#### [Records to process]
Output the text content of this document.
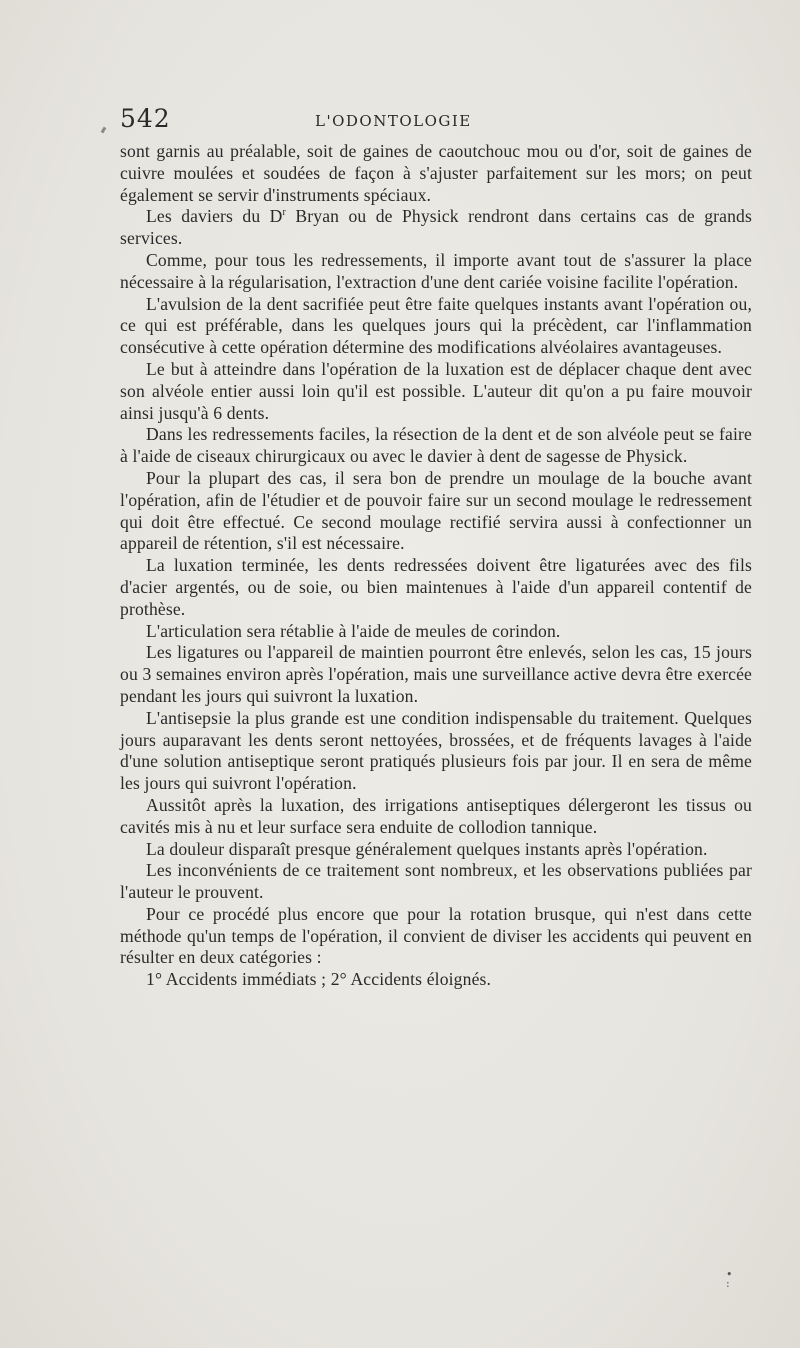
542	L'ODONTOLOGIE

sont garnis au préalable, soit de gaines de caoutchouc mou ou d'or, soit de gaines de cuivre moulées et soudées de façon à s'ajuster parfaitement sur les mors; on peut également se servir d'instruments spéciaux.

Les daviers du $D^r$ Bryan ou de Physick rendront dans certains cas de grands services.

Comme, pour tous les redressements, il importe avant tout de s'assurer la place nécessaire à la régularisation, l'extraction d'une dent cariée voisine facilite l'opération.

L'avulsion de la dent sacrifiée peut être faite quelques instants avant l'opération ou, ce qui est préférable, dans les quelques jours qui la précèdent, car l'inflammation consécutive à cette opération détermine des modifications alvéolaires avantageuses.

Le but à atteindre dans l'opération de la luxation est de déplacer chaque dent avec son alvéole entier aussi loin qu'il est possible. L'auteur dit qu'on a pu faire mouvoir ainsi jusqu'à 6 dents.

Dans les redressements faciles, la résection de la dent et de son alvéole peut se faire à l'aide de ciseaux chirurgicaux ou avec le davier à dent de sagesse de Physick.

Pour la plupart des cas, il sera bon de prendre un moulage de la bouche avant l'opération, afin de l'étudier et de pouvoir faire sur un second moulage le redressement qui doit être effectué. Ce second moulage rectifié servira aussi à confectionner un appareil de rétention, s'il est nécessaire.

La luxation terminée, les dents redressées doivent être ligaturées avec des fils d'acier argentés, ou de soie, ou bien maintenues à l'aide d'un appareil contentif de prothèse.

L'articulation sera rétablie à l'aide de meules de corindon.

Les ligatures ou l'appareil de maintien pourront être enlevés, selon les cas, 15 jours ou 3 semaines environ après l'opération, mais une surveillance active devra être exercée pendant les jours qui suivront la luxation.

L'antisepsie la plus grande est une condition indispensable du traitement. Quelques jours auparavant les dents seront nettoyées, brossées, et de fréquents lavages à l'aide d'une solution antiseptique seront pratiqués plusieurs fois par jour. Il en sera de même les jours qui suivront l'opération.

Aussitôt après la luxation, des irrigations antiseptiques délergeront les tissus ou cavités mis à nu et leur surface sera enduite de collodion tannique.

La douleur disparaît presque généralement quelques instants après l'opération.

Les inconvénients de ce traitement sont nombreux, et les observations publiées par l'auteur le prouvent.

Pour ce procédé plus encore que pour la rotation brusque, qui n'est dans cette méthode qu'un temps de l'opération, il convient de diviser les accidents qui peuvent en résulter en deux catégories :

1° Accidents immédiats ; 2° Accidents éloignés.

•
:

#### [Challenge]
Each line of the material must be retyped exactly, except that images are omitted.

#### [Written solution]
Output the text content of this document.
542	L'ODONTOLOGIE

sont garnis au préalable, soit de gaines de caoutchouc mou ou d'or, soit de gaines de cuivre moulées et soudées de façon à s'ajuster parfaitement sur les mors; on peut également se servir d'instruments spéciaux.

Les daviers du $D^r$ Bryan ou de Physick rendront dans certains cas de grands services.

Comme, pour tous les redressements, il importe avant tout de s'assurer la place nécessaire à la régularisation, l'extraction d'une dent cariée voisine facilite l'opération.

L'avulsion de la dent sacrifiée peut être faite quelques instants avant l'opération ou, ce qui est préférable, dans les quelques jours qui la précèdent, car l'inflammation consécutive à cette opération détermine des modifications alvéolaires avantageuses.

Le but à atteindre dans l'opération de la luxation est de déplacer chaque dent avec son alvéole entier aussi loin qu'il est possible. L'auteur dit qu'on a pu faire mouvoir ainsi jusqu'à 6 dents.

Dans les redressements faciles, la résection de la dent et de son alvéole peut se faire à l'aide de ciseaux chirurgicaux ou avec le davier à dent de sagesse de Physick.

Pour la plupart des cas, il sera bon de prendre un moulage de la bouche avant l'opération, afin de l'étudier et de pouvoir faire sur un second moulage le redressement qui doit être effectué. Ce second moulage rectifié servira aussi à confectionner un appareil de rétention, s'il est nécessaire.

La luxation terminée, les dents redressées doivent être ligaturées avec des fils d'acier argentés, ou de soie, ou bien maintenues à l'aide d'un appareil contentif de prothèse.

L'articulation sera rétablie à l'aide de meules de corindon.

Les ligatures ou l'appareil de maintien pourront être enlevés, selon les cas, 15 jours ou 3 semaines environ après l'opération, mais une surveillance active devra être exercée pendant les jours qui suivront la luxation.

L'antisepsie la plus grande est une condition indispensable du traitement. Quelques jours auparavant les dents seront nettoyées, brossées, et de fréquents lavages à l'aide d'une solution antiseptique seront pratiqués plusieurs fois par jour. Il en sera de même les jours qui suivront l'opération.

Aussitôt après la luxation, des irrigations antiseptiques délergeront les tissus ou cavités mis à nu et leur surface sera enduite de collodion tannique.

La douleur disparaît presque généralement quelques instants après l'opération.

Les inconvénients de ce traitement sont nombreux, et les observations publiées par l'auteur le prouvent.

Pour ce procédé plus encore que pour la rotation brusque, qui n'est dans cette méthode qu'un temps de l'opération, il convient de diviser les accidents qui peuvent en résulter en deux catégories :

1° Accidents immédiats ; 2° Accidents éloignés.

•
:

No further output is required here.